● **Records for processing**
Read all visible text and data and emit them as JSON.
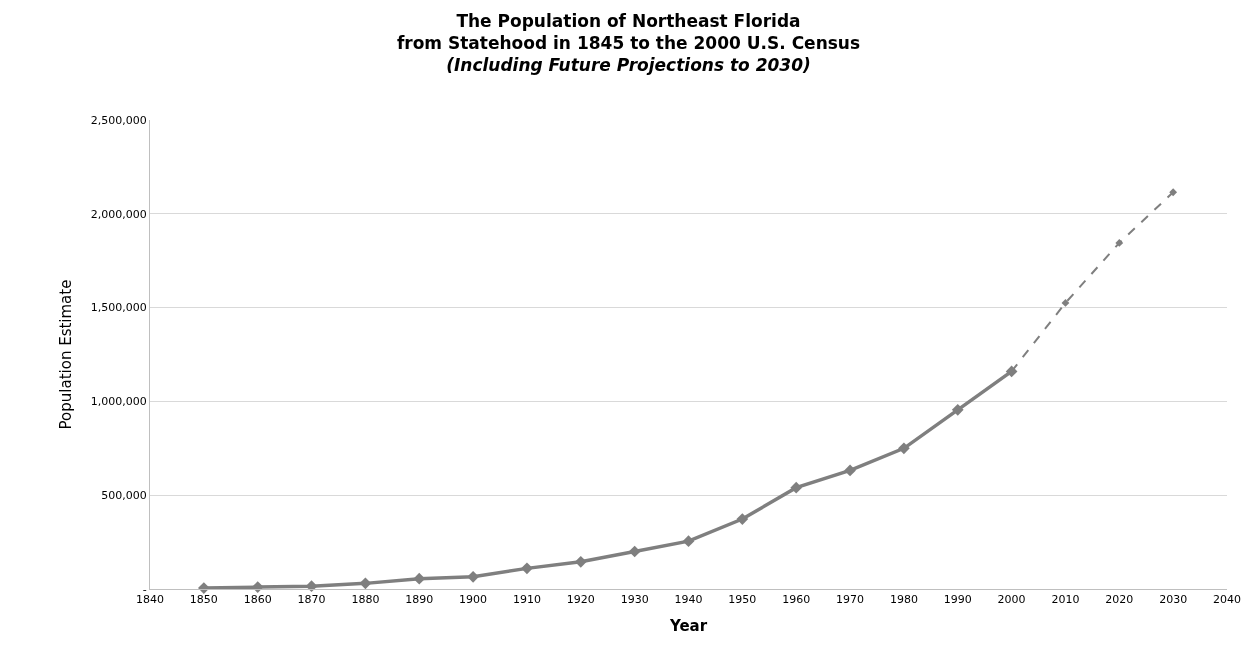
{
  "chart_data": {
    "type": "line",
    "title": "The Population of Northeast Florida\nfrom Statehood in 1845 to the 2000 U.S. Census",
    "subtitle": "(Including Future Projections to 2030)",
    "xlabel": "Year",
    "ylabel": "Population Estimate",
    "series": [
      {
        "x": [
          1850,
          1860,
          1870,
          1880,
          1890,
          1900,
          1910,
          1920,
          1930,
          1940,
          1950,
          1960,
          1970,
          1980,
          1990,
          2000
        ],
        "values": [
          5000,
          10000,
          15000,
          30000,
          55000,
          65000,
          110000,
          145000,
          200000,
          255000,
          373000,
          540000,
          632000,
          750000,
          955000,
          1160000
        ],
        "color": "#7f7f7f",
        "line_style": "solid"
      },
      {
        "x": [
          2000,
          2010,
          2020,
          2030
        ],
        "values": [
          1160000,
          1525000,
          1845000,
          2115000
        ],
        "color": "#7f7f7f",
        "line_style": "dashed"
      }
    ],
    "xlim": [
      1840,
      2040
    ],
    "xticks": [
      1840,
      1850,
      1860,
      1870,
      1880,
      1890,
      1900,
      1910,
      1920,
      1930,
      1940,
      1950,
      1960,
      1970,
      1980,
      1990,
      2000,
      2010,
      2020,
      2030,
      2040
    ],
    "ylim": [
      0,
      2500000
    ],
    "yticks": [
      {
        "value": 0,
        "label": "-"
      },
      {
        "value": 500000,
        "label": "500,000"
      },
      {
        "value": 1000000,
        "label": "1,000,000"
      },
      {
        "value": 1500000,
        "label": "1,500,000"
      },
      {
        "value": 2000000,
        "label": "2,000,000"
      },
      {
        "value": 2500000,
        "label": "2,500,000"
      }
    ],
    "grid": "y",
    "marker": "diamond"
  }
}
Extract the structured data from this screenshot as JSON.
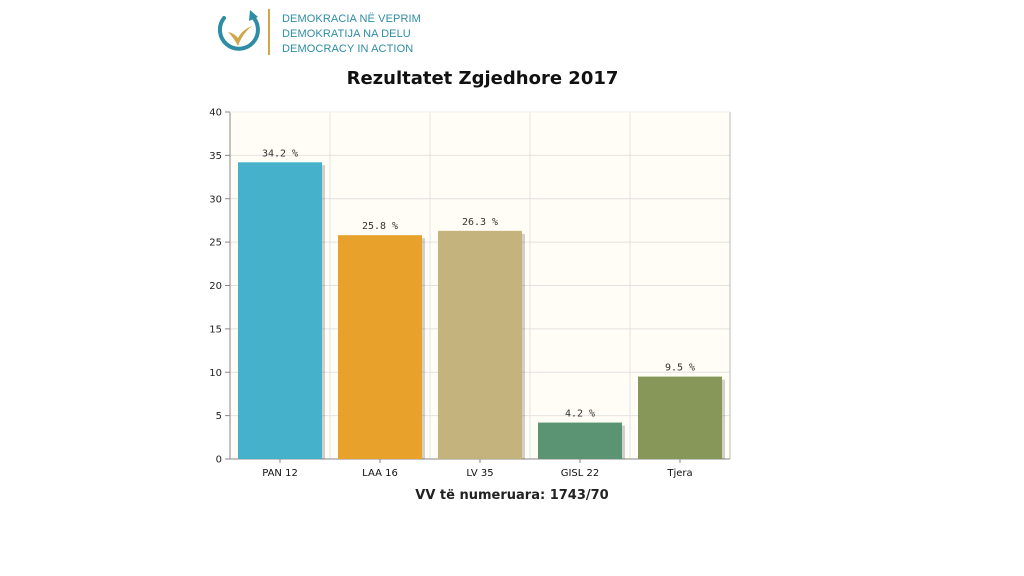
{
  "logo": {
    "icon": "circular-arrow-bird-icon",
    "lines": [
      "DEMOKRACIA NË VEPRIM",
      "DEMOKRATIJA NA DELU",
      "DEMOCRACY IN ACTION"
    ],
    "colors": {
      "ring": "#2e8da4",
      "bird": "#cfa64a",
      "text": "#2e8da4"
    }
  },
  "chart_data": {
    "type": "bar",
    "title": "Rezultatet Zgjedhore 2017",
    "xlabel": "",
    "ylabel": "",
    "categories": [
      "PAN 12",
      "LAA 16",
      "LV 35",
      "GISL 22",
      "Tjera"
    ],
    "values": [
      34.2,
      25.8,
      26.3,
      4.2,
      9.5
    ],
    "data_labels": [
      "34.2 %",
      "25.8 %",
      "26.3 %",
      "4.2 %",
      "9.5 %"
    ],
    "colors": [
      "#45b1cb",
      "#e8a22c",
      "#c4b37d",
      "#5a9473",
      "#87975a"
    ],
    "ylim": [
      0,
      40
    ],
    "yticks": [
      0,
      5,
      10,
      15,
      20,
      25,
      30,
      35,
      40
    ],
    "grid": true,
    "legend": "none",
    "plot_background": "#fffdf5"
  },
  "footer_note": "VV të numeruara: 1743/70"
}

● **Problem statement**
Reproduce all of the material exactly, apart from the pictures.

● **Result of this exercise**
Read all visible text and data and emit them as JSON.
{
  "chart_data": {
    "type": "line",
    "title": "The Population of Northeast Florida\nfrom Statehood in 1845 to the 2000 U.S. Census",
    "subtitle": "(Including Future Projections to 2030)",
    "xlabel": "Year",
    "ylabel": "Population Estimate",
    "series": [
      {
        "x": [
          1850,
          1860,
          1870,
          1880,
          1890,
          1900,
          1910,
          1920,
          1930,
          1940,
          1950,
          1960,
          1970,
          1980,
          1990,
          2000
        ],
        "values": [
          5000,
          10000,
          15000,
          30000,
          55000,
          65000,
          110000,
          145000,
          200000,
          255000,
          373000,
          540000,
          632000,
          750000,
          955000,
          1160000
        ],
        "color": "#7f7f7f",
        "line_style": "solid"
      },
      {
        "x": [
          2000,
          2010,
          2020,
          2030
        ],
        "values": [
          1160000,
          1525000,
          1845000,
          2115000
        ],
        "color": "#7f7f7f",
        "line_style": "dashed"
      }
    ],
    "xlim": [
      1840,
      2040
    ],
    "xticks": [
      1840,
      1850,
      1860,
      1870,
      1880,
      1890,
      1900,
      1910,
      1920,
      1930,
      1940,
      1950,
      1960,
      1970,
      1980,
      1990,
      2000,
      2010,
      2020,
      2030,
      2040
    ],
    "ylim": [
      0,
      2500000
    ],
    "yticks": [
      {
        "value": 0,
        "label": "-"
      },
      {
        "value": 500000,
        "label": "500,000"
      },
      {
        "value": 1000000,
        "label": "1,000,000"
      },
      {
        "value": 1500000,
        "label": "1,500,000"
      },
      {
        "value": 2000000,
        "label": "2,000,000"
      },
      {
        "value": 2500000,
        "label": "2,500,000"
      }
    ],
    "grid": "y",
    "marker": "diamond"
  }
}
Extract the structured data from this screenshot as JSON.
{
  "logo": {
    "icon": "circular-arrow-bird-icon",
    "lines": [
      "DEMOKRACIA NË VEPRIM",
      "DEMOKRATIJA NA DELU",
      "DEMOCRACY IN ACTION"
    ],
    "colors": {
      "ring": "#2e8da4",
      "bird": "#cfa64a",
      "text": "#2e8da4"
    }
  },
  "chart_data": {
    "type": "bar",
    "title": "Rezultatet Zgjedhore 2017",
    "xlabel": "",
    "ylabel": "",
    "categories": [
      "PAN 12",
      "LAA 16",
      "LV 35",
      "GISL 22",
      "Tjera"
    ],
    "values": [
      34.2,
      25.8,
      26.3,
      4.2,
      9.5
    ],
    "data_labels": [
      "34.2 %",
      "25.8 %",
      "26.3 %",
      "4.2 %",
      "9.5 %"
    ],
    "colors": [
      "#45b1cb",
      "#e8a22c",
      "#c4b37d",
      "#5a9473",
      "#87975a"
    ],
    "ylim": [
      0,
      40
    ],
    "yticks": [
      0,
      5,
      10,
      15,
      20,
      25,
      30,
      35,
      40
    ],
    "grid": true,
    "legend": "none",
    "plot_background": "#fffdf5"
  },
  "footer_note": "VV të numeruara: 1743/70"
}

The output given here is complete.